Stored data:
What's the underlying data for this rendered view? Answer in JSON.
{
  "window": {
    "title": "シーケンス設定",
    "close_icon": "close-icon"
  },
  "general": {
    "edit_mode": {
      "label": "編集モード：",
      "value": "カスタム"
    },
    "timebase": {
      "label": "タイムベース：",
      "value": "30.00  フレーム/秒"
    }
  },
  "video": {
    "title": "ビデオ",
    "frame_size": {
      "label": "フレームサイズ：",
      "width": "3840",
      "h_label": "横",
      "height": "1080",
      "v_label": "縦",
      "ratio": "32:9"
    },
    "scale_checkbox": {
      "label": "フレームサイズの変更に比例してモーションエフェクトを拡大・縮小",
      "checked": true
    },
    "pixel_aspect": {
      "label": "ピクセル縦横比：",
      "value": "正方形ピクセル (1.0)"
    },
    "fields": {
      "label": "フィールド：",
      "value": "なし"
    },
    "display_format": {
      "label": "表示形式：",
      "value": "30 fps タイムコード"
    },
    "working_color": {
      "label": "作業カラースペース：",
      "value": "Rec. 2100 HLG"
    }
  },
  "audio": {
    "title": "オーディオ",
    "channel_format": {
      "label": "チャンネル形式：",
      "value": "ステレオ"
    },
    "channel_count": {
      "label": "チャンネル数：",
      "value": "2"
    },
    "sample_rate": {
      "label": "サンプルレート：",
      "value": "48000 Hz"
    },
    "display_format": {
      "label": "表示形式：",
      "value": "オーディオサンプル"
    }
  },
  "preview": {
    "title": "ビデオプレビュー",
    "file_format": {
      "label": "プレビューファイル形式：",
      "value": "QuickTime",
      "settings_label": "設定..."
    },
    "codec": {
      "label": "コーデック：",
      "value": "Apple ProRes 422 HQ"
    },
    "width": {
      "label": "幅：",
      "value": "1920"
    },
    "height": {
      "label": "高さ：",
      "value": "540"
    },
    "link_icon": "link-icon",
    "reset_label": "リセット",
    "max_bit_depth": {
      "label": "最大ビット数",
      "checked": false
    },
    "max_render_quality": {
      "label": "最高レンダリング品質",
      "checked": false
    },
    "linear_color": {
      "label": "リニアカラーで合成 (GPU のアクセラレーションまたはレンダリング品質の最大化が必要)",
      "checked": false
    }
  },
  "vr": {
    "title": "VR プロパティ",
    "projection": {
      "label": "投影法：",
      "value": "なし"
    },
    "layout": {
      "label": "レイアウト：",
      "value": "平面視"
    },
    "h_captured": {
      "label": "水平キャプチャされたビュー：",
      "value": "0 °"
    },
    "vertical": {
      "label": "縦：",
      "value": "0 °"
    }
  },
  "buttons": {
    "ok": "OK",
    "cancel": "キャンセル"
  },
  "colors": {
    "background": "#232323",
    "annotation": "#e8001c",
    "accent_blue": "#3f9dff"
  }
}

:: Task prompt ::
Pick out the lines above containing the word "icon", then copy them.

:: Completed task ::
    "close_icon": "close-icon"
    "link_icon": "link-icon",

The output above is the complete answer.